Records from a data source
◇ ◇ ◇ ◇ ◇ ◇ ◇

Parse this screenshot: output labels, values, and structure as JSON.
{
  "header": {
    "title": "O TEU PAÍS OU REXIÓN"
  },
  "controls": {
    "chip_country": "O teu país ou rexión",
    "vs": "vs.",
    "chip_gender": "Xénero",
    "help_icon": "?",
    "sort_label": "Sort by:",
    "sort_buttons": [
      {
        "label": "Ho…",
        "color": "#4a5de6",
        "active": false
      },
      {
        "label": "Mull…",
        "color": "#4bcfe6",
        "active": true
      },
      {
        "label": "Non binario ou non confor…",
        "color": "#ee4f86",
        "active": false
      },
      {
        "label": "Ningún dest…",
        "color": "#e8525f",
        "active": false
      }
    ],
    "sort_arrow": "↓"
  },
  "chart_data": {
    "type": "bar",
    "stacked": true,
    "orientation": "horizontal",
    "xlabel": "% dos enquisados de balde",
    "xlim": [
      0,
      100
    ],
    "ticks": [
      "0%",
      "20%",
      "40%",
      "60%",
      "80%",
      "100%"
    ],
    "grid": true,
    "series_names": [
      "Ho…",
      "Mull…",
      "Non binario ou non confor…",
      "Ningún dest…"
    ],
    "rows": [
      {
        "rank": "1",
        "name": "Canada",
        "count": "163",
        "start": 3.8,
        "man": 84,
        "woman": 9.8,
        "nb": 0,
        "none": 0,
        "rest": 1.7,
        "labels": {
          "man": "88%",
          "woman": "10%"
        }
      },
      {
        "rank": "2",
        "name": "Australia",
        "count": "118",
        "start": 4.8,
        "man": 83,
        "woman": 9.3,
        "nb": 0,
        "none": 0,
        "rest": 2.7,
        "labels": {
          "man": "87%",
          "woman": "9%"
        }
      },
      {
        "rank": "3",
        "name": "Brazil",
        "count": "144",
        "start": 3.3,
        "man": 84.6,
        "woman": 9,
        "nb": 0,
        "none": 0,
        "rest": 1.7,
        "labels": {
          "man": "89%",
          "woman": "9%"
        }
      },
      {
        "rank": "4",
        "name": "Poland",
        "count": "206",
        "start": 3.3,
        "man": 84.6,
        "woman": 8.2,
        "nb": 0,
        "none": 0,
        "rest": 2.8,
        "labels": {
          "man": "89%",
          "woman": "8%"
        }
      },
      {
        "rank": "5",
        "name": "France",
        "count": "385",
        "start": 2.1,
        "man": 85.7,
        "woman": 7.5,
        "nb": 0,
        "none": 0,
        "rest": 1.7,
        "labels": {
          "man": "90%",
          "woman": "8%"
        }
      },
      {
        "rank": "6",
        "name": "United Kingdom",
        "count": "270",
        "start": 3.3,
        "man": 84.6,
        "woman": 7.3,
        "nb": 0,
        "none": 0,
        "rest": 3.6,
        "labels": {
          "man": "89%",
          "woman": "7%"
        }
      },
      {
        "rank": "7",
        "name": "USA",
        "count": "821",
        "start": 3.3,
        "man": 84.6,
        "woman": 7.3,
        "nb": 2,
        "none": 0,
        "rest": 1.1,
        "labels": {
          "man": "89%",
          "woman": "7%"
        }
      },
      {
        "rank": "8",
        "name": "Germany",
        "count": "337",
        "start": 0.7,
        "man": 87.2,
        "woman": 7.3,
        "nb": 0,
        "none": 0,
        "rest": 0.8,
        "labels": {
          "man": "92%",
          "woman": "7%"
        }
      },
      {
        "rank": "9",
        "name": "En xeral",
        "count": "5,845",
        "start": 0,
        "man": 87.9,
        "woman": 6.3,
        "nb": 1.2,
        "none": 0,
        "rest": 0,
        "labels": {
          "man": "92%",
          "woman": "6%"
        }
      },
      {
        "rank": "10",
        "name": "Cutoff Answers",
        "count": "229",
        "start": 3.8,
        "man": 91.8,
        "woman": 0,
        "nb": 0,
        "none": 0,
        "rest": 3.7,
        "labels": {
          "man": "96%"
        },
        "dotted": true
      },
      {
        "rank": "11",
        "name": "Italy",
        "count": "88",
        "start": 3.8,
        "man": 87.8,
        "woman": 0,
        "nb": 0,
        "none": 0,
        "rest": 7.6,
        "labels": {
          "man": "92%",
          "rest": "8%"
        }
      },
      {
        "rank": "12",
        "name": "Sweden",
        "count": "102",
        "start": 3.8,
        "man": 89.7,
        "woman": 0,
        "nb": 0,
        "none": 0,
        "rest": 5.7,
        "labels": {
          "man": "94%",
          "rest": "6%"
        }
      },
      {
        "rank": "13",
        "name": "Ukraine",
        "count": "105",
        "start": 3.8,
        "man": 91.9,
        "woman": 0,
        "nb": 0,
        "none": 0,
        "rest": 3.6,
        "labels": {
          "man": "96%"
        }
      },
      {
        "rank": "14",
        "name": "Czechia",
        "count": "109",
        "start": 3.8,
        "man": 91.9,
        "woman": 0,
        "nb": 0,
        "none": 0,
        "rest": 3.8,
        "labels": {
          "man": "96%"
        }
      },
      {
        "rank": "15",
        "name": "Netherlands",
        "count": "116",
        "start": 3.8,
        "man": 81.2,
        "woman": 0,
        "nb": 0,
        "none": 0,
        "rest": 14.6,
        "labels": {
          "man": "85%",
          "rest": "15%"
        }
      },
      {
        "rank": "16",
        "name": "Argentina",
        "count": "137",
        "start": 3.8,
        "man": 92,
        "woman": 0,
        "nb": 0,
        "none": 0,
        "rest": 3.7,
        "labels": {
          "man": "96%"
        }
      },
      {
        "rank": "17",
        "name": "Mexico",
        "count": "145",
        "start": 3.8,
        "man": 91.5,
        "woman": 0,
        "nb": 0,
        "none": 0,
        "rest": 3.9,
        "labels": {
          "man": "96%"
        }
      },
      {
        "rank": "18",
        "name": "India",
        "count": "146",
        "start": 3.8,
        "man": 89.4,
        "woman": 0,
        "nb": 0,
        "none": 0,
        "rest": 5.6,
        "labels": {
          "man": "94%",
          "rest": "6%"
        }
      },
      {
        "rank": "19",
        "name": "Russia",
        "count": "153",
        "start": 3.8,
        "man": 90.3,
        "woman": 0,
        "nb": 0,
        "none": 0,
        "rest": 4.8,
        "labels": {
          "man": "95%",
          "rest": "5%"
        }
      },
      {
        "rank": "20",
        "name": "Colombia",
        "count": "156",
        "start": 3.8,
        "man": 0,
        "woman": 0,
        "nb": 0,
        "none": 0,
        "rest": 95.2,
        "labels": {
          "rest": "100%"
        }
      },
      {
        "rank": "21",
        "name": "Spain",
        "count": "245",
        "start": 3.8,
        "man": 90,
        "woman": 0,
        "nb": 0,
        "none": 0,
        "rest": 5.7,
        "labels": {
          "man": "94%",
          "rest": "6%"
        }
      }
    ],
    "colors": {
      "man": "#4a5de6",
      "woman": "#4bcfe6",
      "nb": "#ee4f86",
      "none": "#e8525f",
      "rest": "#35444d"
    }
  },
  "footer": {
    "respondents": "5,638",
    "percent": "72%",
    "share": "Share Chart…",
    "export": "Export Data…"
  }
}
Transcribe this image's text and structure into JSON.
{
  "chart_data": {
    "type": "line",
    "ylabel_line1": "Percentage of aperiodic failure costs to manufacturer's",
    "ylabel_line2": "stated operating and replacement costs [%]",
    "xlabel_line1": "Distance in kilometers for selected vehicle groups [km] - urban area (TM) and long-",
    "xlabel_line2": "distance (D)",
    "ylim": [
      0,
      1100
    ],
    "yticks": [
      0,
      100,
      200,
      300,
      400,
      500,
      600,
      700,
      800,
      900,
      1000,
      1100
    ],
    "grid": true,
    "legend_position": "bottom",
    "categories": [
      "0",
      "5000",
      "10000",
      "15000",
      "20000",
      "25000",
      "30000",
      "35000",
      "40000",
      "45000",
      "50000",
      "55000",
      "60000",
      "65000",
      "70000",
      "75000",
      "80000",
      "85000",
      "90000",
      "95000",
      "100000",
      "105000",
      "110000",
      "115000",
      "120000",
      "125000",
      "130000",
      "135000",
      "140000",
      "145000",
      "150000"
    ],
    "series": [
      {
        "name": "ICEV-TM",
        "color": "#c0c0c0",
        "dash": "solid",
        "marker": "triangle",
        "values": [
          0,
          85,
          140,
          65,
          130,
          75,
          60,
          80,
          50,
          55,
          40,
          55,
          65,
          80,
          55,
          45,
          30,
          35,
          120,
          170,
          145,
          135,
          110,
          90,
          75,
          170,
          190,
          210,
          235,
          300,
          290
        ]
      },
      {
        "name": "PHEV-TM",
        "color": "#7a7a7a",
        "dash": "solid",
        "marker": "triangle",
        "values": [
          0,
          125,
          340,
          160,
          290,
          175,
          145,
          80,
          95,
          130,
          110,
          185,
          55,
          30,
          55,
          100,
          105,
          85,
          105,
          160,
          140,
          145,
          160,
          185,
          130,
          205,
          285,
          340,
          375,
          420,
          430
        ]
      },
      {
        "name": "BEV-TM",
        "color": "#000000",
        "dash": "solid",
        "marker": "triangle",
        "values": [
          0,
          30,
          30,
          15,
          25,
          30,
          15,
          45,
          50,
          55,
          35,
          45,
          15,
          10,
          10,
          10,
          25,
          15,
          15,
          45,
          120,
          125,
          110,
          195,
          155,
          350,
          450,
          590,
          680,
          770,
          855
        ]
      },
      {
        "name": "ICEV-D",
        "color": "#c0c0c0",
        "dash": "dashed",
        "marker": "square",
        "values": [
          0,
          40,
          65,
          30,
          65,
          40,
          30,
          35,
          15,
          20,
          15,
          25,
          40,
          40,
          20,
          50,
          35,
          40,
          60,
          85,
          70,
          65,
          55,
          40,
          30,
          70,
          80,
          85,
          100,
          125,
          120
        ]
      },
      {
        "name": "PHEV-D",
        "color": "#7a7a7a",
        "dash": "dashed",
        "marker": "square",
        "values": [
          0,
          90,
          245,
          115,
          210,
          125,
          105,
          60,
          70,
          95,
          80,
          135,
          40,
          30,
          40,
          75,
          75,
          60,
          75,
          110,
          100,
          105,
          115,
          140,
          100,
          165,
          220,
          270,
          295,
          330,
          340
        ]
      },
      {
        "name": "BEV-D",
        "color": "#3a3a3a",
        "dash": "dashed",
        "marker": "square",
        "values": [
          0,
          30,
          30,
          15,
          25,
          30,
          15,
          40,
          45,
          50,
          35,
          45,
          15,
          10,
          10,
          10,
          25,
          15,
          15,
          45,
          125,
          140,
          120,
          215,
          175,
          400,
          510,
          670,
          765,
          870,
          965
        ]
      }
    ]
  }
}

◇ ◇ ◇ ◇ ◇ ◇ ◇

**WHAT NEEDS TO BE DONE:** Of the lines above, how many contain the string "JSON"? Only the number is required.

**THE REPLY:** 2